CHALLENGE: Leave out the pictures and copy each record below exactly.

PROVIDED RECORDS:
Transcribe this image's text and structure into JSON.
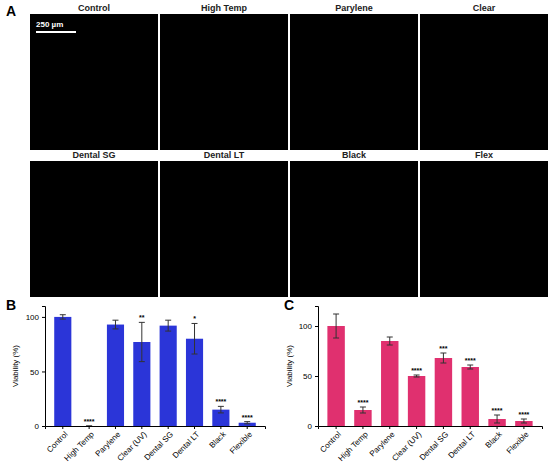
{
  "panel_a": {
    "annotations": [
      "A"
    ],
    "scale_bar": "250 µm",
    "labels": [
      "Control",
      "High Temp",
      "Parylene",
      "Clear",
      "Dental SG",
      "Dental LT",
      "Black",
      "Flex"
    ]
  },
  "chart_data": [
    {
      "type": "bar",
      "annotations": [
        "B"
      ],
      "y_label": "Viability (%)",
      "categories": [
        "Control",
        "High Temp",
        "Parylene",
        "Clear (UV)",
        "Dental SG",
        "Dental LT",
        "Black",
        "Flexible"
      ],
      "values": [
        100,
        0,
        93,
        77,
        92,
        80,
        15,
        3
      ],
      "errors": [
        2,
        0,
        4,
        18,
        5,
        14,
        3,
        1
      ],
      "significance": [
        null,
        "****",
        null,
        "**",
        null,
        "*",
        "****",
        "****"
      ],
      "color": "#2b35d8",
      "ylim": [
        0,
        110
      ],
      "yticks": [
        0,
        50,
        100
      ],
      "grid": false
    },
    {
      "type": "bar",
      "annotations": [
        "C"
      ],
      "y_label": "Viability (%)",
      "categories": [
        "Control",
        "High Temp",
        "Parylene",
        "Clear (UV)",
        "Dental SG",
        "Dental LT",
        "Black",
        "Flexible"
      ],
      "values": [
        100,
        16,
        85,
        50,
        68,
        59,
        7,
        5
      ],
      "errors": [
        12,
        3,
        4,
        1,
        5,
        2,
        4,
        2
      ],
      "significance": [
        null,
        "****",
        null,
        "****",
        "***",
        "****",
        "****",
        "****"
      ],
      "color": "#e0306f",
      "ylim": [
        0,
        120
      ],
      "yticks": [
        0,
        50,
        100
      ],
      "grid": false
    }
  ]
}
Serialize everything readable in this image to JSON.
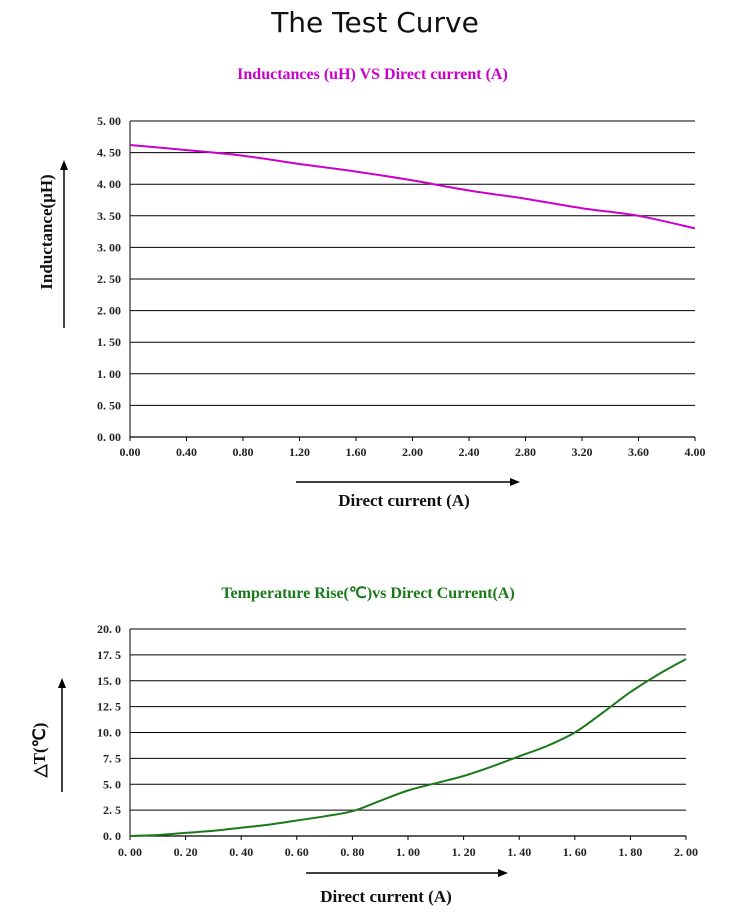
{
  "page_title": "The Test Curve",
  "chart_data": [
    {
      "type": "line",
      "title": "Inductances (uH) VS Direct current (A)",
      "title_color": "#CC00CC",
      "line_color": "#CC00CC",
      "xlabel": "Direct  current (A)",
      "ylabel": "Inductance(μH)",
      "xlim": [
        0,
        4
      ],
      "ylim": [
        0,
        5
      ],
      "x_ticks": [
        "0.00",
        "0.40",
        "0.80",
        "1.20",
        "1.60",
        "2.00",
        "2.40",
        "2.80",
        "3.20",
        "3.60",
        "4.00"
      ],
      "y_ticks": [
        "0. 00",
        "0. 50",
        "1. 00",
        "1. 50",
        "2. 00",
        "2. 50",
        "3. 00",
        "3. 50",
        "4. 00",
        "4. 50",
        "5. 00"
      ],
      "grid": true,
      "series": [
        {
          "name": "Inductance",
          "x": [
            0,
            0.4,
            0.8,
            1.2,
            1.6,
            2.0,
            2.4,
            2.8,
            3.2,
            3.6,
            4.0
          ],
          "values": [
            4.62,
            4.54,
            4.45,
            4.32,
            4.2,
            4.06,
            3.9,
            3.77,
            3.62,
            3.5,
            3.3
          ]
        }
      ]
    },
    {
      "type": "line",
      "title": "Temperature Rise(℃)vs Direct Current(A)",
      "title_color": "#1A7A1A",
      "line_color": "#1A7A1A",
      "xlabel": "Direct current (A)",
      "ylabel": "△T(℃)",
      "xlim": [
        0,
        2
      ],
      "ylim": [
        0,
        20
      ],
      "x_ticks": [
        "0. 00",
        "0. 20",
        "0. 40",
        "0. 60",
        "0. 80",
        "1. 00",
        "1. 20",
        "1. 40",
        "1. 60",
        "1. 80",
        "2. 00"
      ],
      "y_ticks": [
        "0. 0",
        "2. 5",
        "5. 0",
        "7. 5",
        "10. 0",
        "12. 5",
        "15. 0",
        "17. 5",
        "20. 0"
      ],
      "grid": true,
      "series": [
        {
          "name": "Temperature Rise",
          "x": [
            0,
            0.1,
            0.2,
            0.3,
            0.4,
            0.5,
            0.6,
            0.7,
            0.8,
            0.9,
            1.0,
            1.1,
            1.2,
            1.3,
            1.4,
            1.5,
            1.6,
            1.7,
            1.8,
            1.9,
            2.0
          ],
          "values": [
            0,
            0.1,
            0.3,
            0.5,
            0.8,
            1.1,
            1.5,
            1.9,
            2.4,
            3.4,
            4.4,
            5.1,
            5.8,
            6.7,
            7.7,
            8.7,
            10.0,
            11.9,
            13.9,
            15.6,
            17.1
          ]
        }
      ]
    }
  ]
}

SOLUTION FOR THIS PROBLEM:
Transcribe this image's text and structure into JSON.
{
  "panel_a": {
    "annotations": [
      "A"
    ],
    "scale_bar": "250 µm",
    "labels": [
      "Control",
      "High Temp",
      "Parylene",
      "Clear",
      "Dental SG",
      "Dental LT",
      "Black",
      "Flex"
    ]
  },
  "chart_data": [
    {
      "type": "bar",
      "annotations": [
        "B"
      ],
      "y_label": "Viability (%)",
      "categories": [
        "Control",
        "High Temp",
        "Parylene",
        "Clear (UV)",
        "Dental SG",
        "Dental LT",
        "Black",
        "Flexible"
      ],
      "values": [
        100,
        0,
        93,
        77,
        92,
        80,
        15,
        3
      ],
      "errors": [
        2,
        0,
        4,
        18,
        5,
        14,
        3,
        1
      ],
      "significance": [
        null,
        "****",
        null,
        "**",
        null,
        "*",
        "****",
        "****"
      ],
      "color": "#2b35d8",
      "ylim": [
        0,
        110
      ],
      "yticks": [
        0,
        50,
        100
      ],
      "grid": false
    },
    {
      "type": "bar",
      "annotations": [
        "C"
      ],
      "y_label": "Viability (%)",
      "categories": [
        "Control",
        "High Temp",
        "Parylene",
        "Clear (UV)",
        "Dental SG",
        "Dental LT",
        "Black",
        "Flexible"
      ],
      "values": [
        100,
        16,
        85,
        50,
        68,
        59,
        7,
        5
      ],
      "errors": [
        12,
        3,
        4,
        1,
        5,
        2,
        4,
        2
      ],
      "significance": [
        null,
        "****",
        null,
        "****",
        "***",
        "****",
        "****",
        "****"
      ],
      "color": "#e0306f",
      "ylim": [
        0,
        120
      ],
      "yticks": [
        0,
        50,
        100
      ],
      "grid": false
    }
  ]
}
Serialize everything readable in this image to JSON.
{
  "page_title": "The Test Curve",
  "chart_data": [
    {
      "type": "line",
      "title": "Inductances (uH) VS Direct current (A)",
      "title_color": "#CC00CC",
      "line_color": "#CC00CC",
      "xlabel": "Direct  current (A)",
      "ylabel": "Inductance(μH)",
      "xlim": [
        0,
        4
      ],
      "ylim": [
        0,
        5
      ],
      "x_ticks": [
        "0.00",
        "0.40",
        "0.80",
        "1.20",
        "1.60",
        "2.00",
        "2.40",
        "2.80",
        "3.20",
        "3.60",
        "4.00"
      ],
      "y_ticks": [
        "0. 00",
        "0. 50",
        "1. 00",
        "1. 50",
        "2. 00",
        "2. 50",
        "3. 00",
        "3. 50",
        "4. 00",
        "4. 50",
        "5. 00"
      ],
      "grid": true,
      "series": [
        {
          "name": "Inductance",
          "x": [
            0,
            0.4,
            0.8,
            1.2,
            1.6,
            2.0,
            2.4,
            2.8,
            3.2,
            3.6,
            4.0
          ],
          "values": [
            4.62,
            4.54,
            4.45,
            4.32,
            4.2,
            4.06,
            3.9,
            3.77,
            3.62,
            3.5,
            3.3
          ]
        }
      ]
    },
    {
      "type": "line",
      "title": "Temperature Rise(℃)vs Direct Current(A)",
      "title_color": "#1A7A1A",
      "line_color": "#1A7A1A",
      "xlabel": "Direct current (A)",
      "ylabel": "△T(℃)",
      "xlim": [
        0,
        2
      ],
      "ylim": [
        0,
        20
      ],
      "x_ticks": [
        "0. 00",
        "0. 20",
        "0. 40",
        "0. 60",
        "0. 80",
        "1. 00",
        "1. 20",
        "1. 40",
        "1. 60",
        "1. 80",
        "2. 00"
      ],
      "y_ticks": [
        "0. 0",
        "2. 5",
        "5. 0",
        "7. 5",
        "10. 0",
        "12. 5",
        "15. 0",
        "17. 5",
        "20. 0"
      ],
      "grid": true,
      "series": [
        {
          "name": "Temperature Rise",
          "x": [
            0,
            0.1,
            0.2,
            0.3,
            0.4,
            0.5,
            0.6,
            0.7,
            0.8,
            0.9,
            1.0,
            1.1,
            1.2,
            1.3,
            1.4,
            1.5,
            1.6,
            1.7,
            1.8,
            1.9,
            2.0
          ],
          "values": [
            0,
            0.1,
            0.3,
            0.5,
            0.8,
            1.1,
            1.5,
            1.9,
            2.4,
            3.4,
            4.4,
            5.1,
            5.8,
            6.7,
            7.7,
            8.7,
            10.0,
            11.9,
            13.9,
            15.6,
            17.1
          ]
        }
      ]
    }
  ]
}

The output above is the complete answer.